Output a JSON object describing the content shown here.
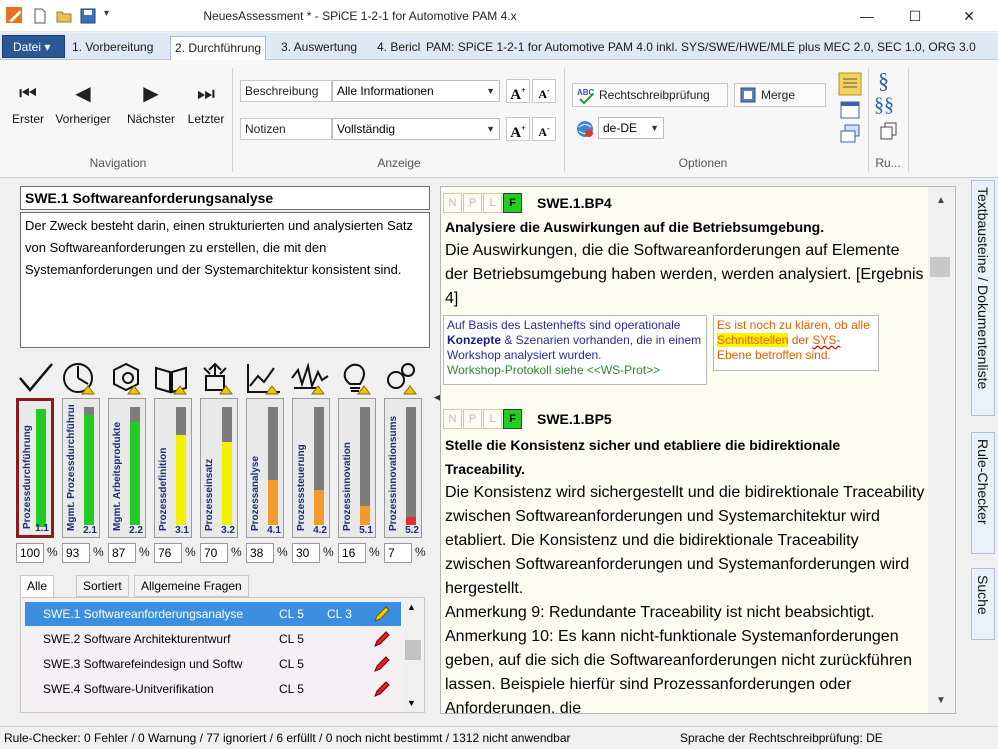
{
  "window": {
    "title": "NeuesAssessment * - SPiCE 1-2-1 for Automotive PAM 4.x",
    "controls": {
      "minimize": "—",
      "maximize": "☐",
      "close": "✕"
    }
  },
  "menu": {
    "datei": "Datei ▾",
    "tabs": [
      "1. Vorbereitung",
      "2. Durchführung",
      "3. Auswertung",
      "4. Bericl"
    ],
    "model_info": "PAM: SPiCE 1-2-1 for Automotive PAM 4.0 inkl. SYS/SWE/HWE/MLE plus MEC 2.0, SEC 1.0, ORG 3.0"
  },
  "ribbon": {
    "navigation": {
      "label": "Navigation",
      "buttons": [
        {
          "label": "Erster",
          "icon": "first-icon"
        },
        {
          "label": "Vorheriger",
          "icon": "previous-icon"
        },
        {
          "label": "Nächster",
          "icon": "next-icon"
        },
        {
          "label": "Letzter",
          "icon": "last-icon"
        }
      ]
    },
    "anzeige": {
      "label": "Anzeige",
      "beschreibung_label": "Beschreibung",
      "beschreibung_value": "Alle Informationen",
      "notizen_label": "Notizen",
      "notizen_value": "Vollständig"
    },
    "optionen": {
      "label": "Optionen",
      "spellcheck": "Rechtschreibprüfung",
      "merge": "Merge",
      "language": "de-DE"
    },
    "ru_label": "Ru..."
  },
  "process": {
    "title": "SWE.1  Softwareanforderungsanalyse",
    "description": "Der Zweck besteht darin, einen strukturierten und analysierten Satz von Softwareanforderungen zu erstellen, die mit den Systemanforderungen und der Systemarchitektur konsistent sind."
  },
  "attributes": [
    {
      "label": "Prozessdurchführung",
      "id": "1.1",
      "value": 100,
      "color": "#22cc22"
    },
    {
      "label": "Mgmt. Prozessdurchführung",
      "id": "2.1",
      "value": 93,
      "color": "#22cc22"
    },
    {
      "label": "Mgmt. Arbeitsprodukte",
      "id": "2.2",
      "value": 87,
      "color": "#22cc22"
    },
    {
      "label": "Prozessdefinition",
      "id": "3.1",
      "value": 76,
      "color": "#f2f200"
    },
    {
      "label": "Prozesseinsatz",
      "id": "3.2",
      "value": 70,
      "color": "#f2f200"
    },
    {
      "label": "Prozessanalyse",
      "id": "4.1",
      "value": 38,
      "color": "#f39a2a"
    },
    {
      "label": "Prozesssteuerung",
      "id": "4.2",
      "value": 30,
      "color": "#f39a2a"
    },
    {
      "label": "Prozessinnovation",
      "id": "5.1",
      "value": 16,
      "color": "#f39a2a"
    },
    {
      "label": "Prozessinnovationsums",
      "id": "5.2",
      "value": 7,
      "color": "#e03030"
    }
  ],
  "attribute_icons": [
    "checkmark-icon",
    "clock-chart-icon",
    "cube-magnifier-icon",
    "book-icon",
    "deploy-icon",
    "trend-chart-icon",
    "waveform-icon",
    "lightbulb-icon",
    "gears-icon"
  ],
  "percent_sign": "%",
  "list_tabs": [
    "Alle",
    "Sortiert",
    "Allgemeine Fragen"
  ],
  "process_list": [
    {
      "name": "SWE.1 Softwareanforderungsanalyse",
      "cl": "CL 5",
      "cl2": "CL 3"
    },
    {
      "name": "SWE.2 Software Architekturentwurf",
      "cl": "CL 5",
      "cl2": ""
    },
    {
      "name": "SWE.3 Softwarefeindesign und Softw",
      "cl": "CL 5",
      "cl2": ""
    },
    {
      "name": "SWE.4 Software-Unitverifikation",
      "cl": "CL 5",
      "cl2": ""
    }
  ],
  "rating_letters": [
    "N",
    "P",
    "L",
    "F"
  ],
  "base_practices": [
    {
      "id": "SWE.1.BP4",
      "heading": "Analysiere die Auswirkungen auf die Betriebsumgebung.",
      "text": "Die Auswirkungen, die die Softwareanforderungen auf Elemente der Betriebsumgebung haben werden, werden analysiert. [Ergebnis 4]",
      "note_left_1": "Auf Basis des Lastenhefts sind operationale",
      "note_left_2": "Konzepte",
      "note_left_3": " & Szenarien vorhanden, die in einem Workshop analysiert wurden.",
      "note_left_4": "Workshop-Protokoll siehe <<WS-Prot>>",
      "note_right_1": "Es ist noch zu klären, ob alle",
      "note_right_2": "Schnittstellen",
      "note_right_3": " der ",
      "note_right_4": "SYS-",
      "note_right_5": "Ebene betroffen sind."
    },
    {
      "id": "SWE.1.BP5",
      "heading": "Stelle die Konsistenz sicher und etabliere die bidirektionale Traceability.",
      "text": "Die Konsistenz wird sichergestellt und die bidirektionale Traceability zwischen Softwareanforderungen und Systemarchitektur wird etabliert. Die Konsistenz und die bidirektionale Traceability zwischen Softwareanforderungen und Systemanforderungen wird hergestellt.",
      "note9": "Anmerkung 9: Redundante Traceability ist nicht beabsichtigt.",
      "note10": "Anmerkung 10: Es kann nicht-funktionale Systemanforderungen geben, auf die sich die Softwareanforderungen nicht zurückführen lassen. Beispiele hierfür sind Prozessanforderungen oder Anforderungen, die"
    }
  ],
  "side_tabs": [
    "Textbausteine / Dokumentenliste",
    "Rule-Checker",
    "Suche"
  ],
  "status": {
    "rule_checker": "Rule-Checker: 0 Fehler / 0 Warnung / 77 ignoriert / 6 erfüllt / 0 noch nicht bestimmt / 1312 nicht anwendbar",
    "language": "Sprache der Rechtschreibprüfung:  DE"
  }
}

_Instruction_
Gather all lines from the listing above in which "Mgmt" occurs.

_Solution below_
      "label": "Mgmt. Prozessdurchführung",
      "label": "Mgmt. Arbeitsprodukte",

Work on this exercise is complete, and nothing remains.